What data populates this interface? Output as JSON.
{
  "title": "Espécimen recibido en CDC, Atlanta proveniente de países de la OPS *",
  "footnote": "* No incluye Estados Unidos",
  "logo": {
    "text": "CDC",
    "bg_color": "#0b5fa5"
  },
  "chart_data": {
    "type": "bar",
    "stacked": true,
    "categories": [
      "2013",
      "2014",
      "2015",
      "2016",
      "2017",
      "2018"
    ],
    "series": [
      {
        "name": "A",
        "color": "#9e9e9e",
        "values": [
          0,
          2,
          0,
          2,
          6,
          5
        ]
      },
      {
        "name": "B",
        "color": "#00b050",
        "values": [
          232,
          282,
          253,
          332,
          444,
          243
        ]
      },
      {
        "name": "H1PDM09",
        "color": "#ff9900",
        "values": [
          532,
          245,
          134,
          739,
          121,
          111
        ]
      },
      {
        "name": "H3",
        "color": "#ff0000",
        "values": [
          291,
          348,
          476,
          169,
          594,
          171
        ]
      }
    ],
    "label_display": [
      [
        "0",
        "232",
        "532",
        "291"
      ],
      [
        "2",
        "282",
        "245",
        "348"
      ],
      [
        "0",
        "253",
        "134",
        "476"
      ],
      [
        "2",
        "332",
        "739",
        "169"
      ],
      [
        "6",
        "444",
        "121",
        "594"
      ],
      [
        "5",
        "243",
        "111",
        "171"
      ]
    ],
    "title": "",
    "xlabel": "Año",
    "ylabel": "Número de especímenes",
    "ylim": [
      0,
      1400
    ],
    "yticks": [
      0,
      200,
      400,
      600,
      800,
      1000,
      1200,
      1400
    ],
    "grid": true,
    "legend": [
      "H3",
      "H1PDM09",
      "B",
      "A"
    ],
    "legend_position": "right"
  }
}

────────────────

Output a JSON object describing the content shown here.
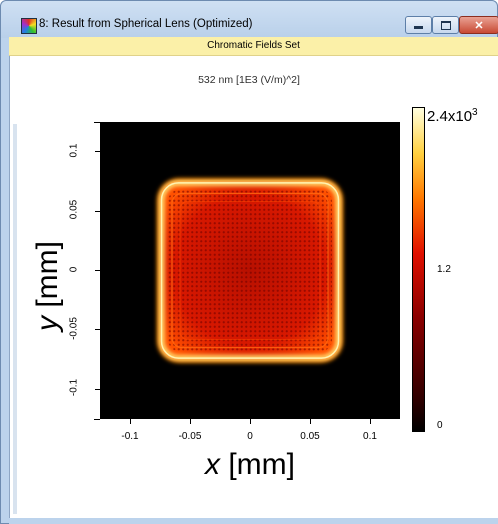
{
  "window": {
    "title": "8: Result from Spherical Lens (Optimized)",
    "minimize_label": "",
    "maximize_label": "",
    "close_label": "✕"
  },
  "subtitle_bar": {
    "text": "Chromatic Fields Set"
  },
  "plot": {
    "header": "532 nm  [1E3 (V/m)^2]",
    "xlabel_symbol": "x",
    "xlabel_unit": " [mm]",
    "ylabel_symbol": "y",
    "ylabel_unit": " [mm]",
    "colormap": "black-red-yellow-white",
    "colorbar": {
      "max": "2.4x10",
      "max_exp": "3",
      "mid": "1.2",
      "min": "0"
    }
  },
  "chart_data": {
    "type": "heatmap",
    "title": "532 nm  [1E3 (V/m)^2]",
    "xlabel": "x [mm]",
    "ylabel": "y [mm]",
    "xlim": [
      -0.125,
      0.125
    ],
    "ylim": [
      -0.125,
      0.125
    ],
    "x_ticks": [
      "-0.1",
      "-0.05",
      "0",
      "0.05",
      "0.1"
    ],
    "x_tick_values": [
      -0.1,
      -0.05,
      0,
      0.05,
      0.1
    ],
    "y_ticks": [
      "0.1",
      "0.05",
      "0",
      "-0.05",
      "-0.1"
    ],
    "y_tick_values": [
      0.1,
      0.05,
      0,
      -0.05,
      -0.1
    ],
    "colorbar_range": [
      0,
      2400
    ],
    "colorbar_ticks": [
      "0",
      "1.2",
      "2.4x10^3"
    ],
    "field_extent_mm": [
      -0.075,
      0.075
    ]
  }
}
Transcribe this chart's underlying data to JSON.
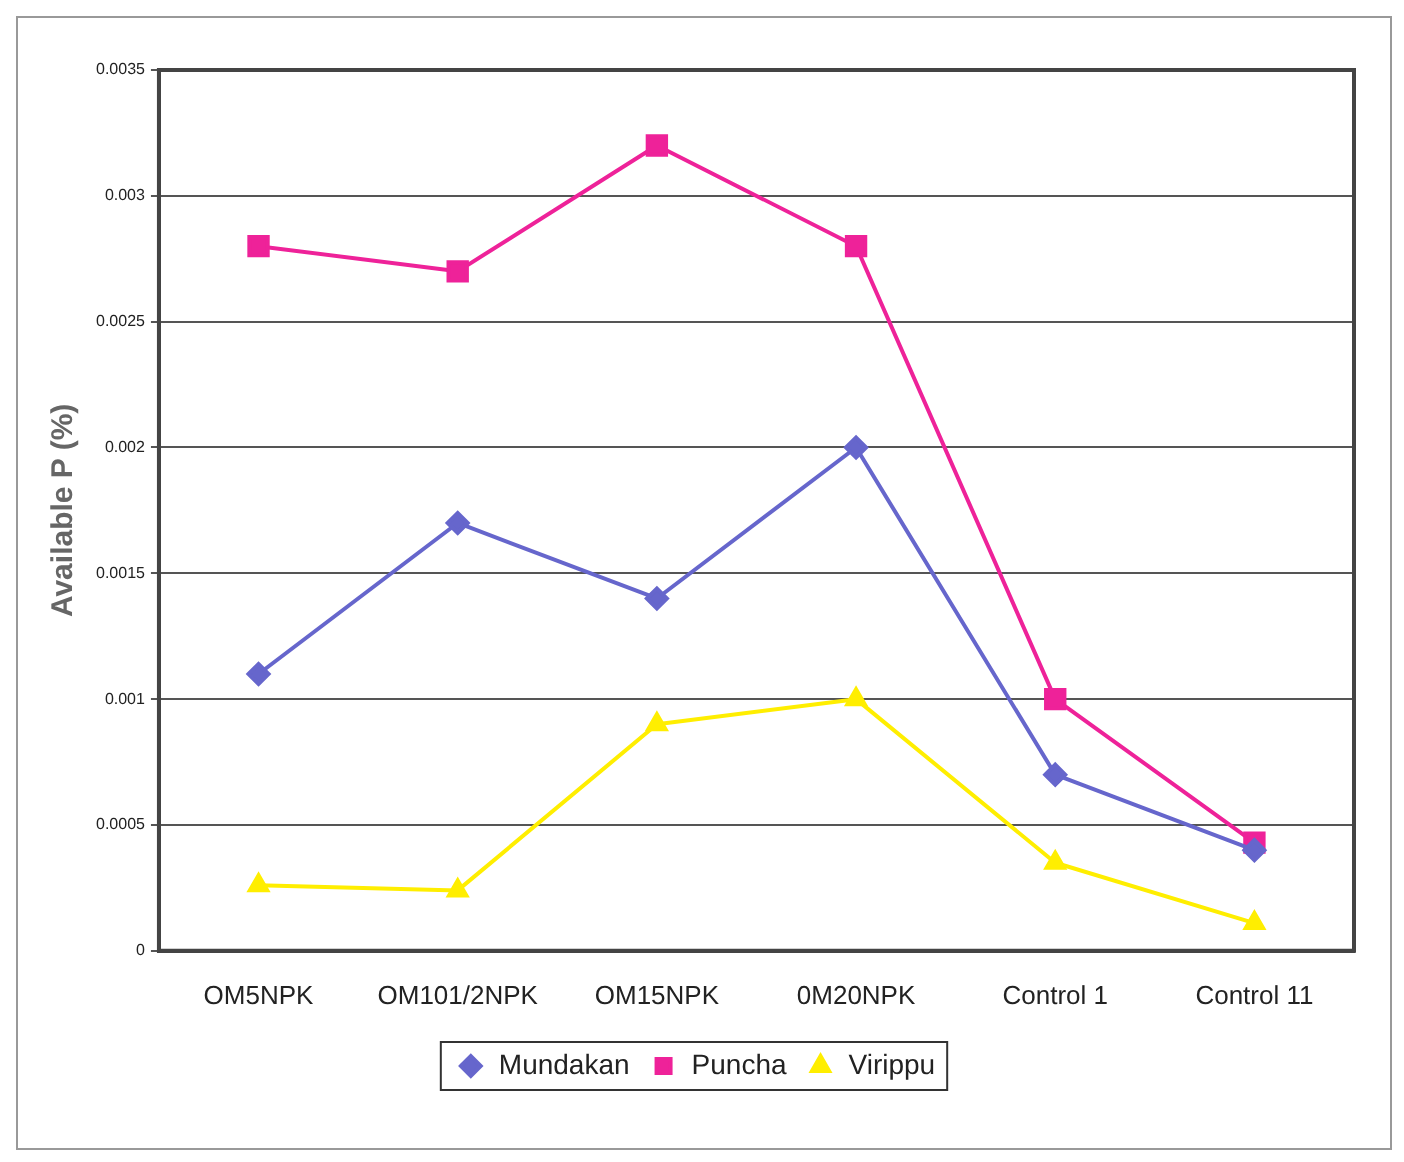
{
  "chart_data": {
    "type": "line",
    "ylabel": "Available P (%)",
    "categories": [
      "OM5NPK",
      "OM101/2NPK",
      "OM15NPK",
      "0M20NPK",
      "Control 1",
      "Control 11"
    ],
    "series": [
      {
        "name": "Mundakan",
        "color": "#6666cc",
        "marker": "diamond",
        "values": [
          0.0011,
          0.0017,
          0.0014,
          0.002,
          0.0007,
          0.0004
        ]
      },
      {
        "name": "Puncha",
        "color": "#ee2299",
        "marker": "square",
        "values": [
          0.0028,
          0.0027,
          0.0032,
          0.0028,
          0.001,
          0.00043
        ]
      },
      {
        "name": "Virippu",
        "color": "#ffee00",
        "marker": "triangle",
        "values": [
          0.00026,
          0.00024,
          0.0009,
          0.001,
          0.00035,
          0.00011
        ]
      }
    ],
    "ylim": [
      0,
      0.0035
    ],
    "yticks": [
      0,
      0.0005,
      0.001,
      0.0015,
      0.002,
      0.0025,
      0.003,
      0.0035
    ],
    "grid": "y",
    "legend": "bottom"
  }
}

────────────────

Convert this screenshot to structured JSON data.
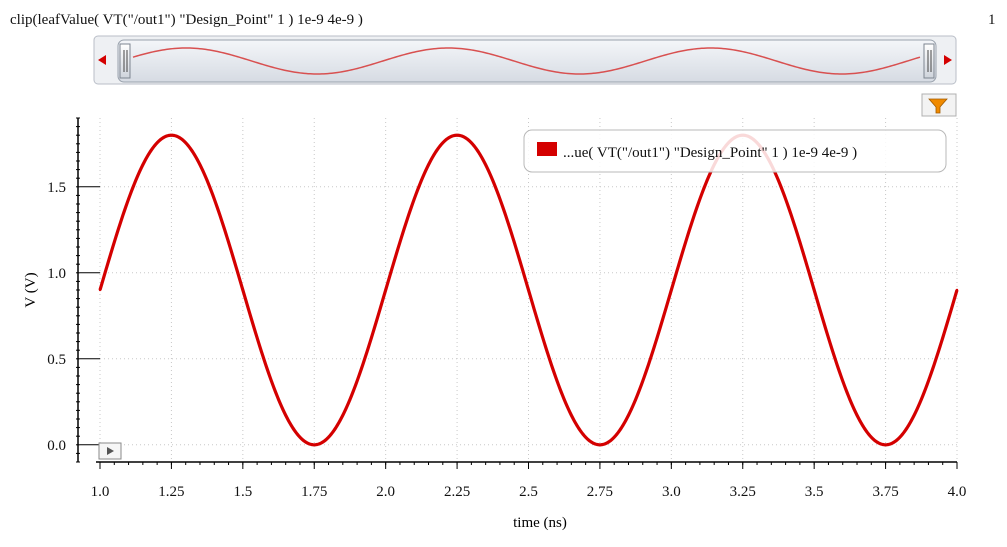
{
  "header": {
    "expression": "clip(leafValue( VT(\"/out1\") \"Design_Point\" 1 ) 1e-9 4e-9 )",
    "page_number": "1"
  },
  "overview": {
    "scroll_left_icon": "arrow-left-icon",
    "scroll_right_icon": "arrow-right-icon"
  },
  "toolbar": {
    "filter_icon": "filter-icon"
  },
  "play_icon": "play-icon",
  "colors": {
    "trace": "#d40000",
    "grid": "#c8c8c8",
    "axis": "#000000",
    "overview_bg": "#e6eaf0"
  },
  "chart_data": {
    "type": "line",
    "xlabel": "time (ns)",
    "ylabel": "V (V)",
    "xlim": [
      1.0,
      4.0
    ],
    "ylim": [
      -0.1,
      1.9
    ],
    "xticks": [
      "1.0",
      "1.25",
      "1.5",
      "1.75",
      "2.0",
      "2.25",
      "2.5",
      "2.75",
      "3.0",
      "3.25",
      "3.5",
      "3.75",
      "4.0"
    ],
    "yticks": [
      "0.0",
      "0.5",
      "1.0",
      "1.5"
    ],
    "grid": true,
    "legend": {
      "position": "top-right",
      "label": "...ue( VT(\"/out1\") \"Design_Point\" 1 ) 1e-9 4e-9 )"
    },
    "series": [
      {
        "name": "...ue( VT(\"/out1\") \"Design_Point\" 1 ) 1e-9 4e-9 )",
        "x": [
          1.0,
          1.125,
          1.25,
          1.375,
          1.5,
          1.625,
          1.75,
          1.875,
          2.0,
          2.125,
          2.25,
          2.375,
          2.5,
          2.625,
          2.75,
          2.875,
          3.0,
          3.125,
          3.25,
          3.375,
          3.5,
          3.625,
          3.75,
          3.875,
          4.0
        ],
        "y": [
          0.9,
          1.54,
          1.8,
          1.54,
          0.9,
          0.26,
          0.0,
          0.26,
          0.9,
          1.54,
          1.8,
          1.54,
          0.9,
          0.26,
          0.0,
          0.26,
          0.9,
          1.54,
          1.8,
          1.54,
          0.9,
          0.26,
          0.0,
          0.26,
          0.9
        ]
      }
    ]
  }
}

────────────────

Written problem: Copy every line of the listing containing the string "icon".

Task solution:
    "scroll_left_icon": "arrow-left-icon",
    "scroll_right_icon": "arrow-right-icon"
    "filter_icon": "filter-icon"
  "play_icon": "play-icon",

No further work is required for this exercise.